Task to carry out ▸ Where a line holds the string "COCO", return that line.

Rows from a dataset
[start]
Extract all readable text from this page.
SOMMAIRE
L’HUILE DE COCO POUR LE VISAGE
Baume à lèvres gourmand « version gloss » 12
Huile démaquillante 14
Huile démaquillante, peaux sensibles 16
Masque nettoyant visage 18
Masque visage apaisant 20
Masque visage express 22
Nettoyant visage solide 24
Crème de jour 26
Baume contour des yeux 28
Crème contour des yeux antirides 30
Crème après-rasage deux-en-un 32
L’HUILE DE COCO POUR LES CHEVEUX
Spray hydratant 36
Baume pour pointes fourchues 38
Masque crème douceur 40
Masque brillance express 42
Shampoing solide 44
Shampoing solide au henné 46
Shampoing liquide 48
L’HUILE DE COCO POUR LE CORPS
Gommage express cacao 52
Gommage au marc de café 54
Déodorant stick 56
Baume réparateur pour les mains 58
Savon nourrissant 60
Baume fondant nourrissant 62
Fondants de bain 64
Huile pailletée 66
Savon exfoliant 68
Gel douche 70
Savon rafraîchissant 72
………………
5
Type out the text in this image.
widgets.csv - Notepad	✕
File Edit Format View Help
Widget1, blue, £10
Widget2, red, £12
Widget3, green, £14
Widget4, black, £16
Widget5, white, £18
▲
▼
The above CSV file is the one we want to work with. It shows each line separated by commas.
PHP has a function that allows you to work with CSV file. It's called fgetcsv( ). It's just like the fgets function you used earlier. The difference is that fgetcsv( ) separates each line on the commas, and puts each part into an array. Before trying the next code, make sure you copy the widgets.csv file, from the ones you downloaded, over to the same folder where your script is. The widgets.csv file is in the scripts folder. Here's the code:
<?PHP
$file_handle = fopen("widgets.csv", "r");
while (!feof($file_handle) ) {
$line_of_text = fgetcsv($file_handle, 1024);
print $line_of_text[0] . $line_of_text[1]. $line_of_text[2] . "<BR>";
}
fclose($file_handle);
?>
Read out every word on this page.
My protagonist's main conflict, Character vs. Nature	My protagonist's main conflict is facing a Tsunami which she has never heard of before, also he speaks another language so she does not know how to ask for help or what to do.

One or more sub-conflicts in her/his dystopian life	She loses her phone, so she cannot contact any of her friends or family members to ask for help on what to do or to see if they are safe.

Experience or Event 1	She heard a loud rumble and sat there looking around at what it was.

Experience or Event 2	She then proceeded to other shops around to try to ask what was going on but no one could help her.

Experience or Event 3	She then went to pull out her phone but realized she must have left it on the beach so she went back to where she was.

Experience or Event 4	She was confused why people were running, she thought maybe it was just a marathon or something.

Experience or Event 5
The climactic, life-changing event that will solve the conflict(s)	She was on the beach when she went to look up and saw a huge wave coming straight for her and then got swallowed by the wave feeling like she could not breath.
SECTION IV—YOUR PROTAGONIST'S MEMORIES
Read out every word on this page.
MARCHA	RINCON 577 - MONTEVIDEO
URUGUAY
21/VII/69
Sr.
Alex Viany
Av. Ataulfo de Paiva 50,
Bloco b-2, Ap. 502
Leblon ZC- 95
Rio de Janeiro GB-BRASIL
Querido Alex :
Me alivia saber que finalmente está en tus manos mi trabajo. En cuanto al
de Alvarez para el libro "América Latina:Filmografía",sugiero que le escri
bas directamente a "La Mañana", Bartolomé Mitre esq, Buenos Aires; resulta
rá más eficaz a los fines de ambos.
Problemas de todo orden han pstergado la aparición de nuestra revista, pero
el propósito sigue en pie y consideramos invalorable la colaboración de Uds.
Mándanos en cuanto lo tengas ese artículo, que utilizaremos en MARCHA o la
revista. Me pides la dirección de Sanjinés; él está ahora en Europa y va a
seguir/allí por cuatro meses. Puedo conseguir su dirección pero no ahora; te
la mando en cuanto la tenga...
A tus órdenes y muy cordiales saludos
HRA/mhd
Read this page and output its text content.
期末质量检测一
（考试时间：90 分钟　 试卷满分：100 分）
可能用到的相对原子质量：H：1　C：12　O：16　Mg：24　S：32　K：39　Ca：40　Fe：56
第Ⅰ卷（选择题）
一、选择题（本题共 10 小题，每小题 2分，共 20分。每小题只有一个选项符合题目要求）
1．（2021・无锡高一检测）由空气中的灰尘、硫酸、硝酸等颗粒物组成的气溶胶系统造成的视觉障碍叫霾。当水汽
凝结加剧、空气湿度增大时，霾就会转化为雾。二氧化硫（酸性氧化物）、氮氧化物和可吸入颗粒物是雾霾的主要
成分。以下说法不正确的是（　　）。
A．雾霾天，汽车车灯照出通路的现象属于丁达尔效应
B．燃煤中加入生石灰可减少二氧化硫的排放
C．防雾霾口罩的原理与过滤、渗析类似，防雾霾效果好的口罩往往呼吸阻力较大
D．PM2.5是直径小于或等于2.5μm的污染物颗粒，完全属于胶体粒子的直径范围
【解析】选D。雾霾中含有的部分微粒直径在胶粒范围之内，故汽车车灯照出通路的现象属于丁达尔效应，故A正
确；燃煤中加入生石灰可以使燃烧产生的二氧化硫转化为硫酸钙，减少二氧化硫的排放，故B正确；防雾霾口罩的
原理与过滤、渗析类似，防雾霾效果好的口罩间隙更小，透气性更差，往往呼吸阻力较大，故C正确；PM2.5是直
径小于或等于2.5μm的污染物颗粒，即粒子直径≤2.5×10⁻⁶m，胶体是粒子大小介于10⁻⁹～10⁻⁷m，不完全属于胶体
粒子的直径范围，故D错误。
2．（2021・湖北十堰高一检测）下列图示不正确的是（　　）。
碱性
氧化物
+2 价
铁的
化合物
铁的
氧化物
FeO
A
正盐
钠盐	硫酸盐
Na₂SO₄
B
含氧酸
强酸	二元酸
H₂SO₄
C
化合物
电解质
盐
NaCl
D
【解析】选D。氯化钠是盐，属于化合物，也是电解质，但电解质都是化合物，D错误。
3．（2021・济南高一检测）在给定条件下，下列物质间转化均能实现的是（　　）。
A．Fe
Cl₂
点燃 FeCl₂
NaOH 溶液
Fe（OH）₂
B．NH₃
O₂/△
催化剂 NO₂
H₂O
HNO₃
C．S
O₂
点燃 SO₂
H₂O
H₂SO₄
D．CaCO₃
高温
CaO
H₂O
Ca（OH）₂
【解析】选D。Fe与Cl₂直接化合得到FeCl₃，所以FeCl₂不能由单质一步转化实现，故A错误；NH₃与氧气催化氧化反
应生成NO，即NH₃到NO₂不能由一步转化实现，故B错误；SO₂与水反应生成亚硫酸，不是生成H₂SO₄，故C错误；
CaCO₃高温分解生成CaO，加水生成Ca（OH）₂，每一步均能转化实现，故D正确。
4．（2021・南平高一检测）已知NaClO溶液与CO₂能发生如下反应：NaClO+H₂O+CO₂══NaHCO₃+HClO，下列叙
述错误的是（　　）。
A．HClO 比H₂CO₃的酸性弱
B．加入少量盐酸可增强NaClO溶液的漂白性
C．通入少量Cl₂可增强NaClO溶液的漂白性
[end]
Output below ▸
L’HUILE DE COCO POUR LE VISAGE
L’HUILE DE COCO POUR LES CHEVEUX
L’HUILE DE COCO POUR LE CORPS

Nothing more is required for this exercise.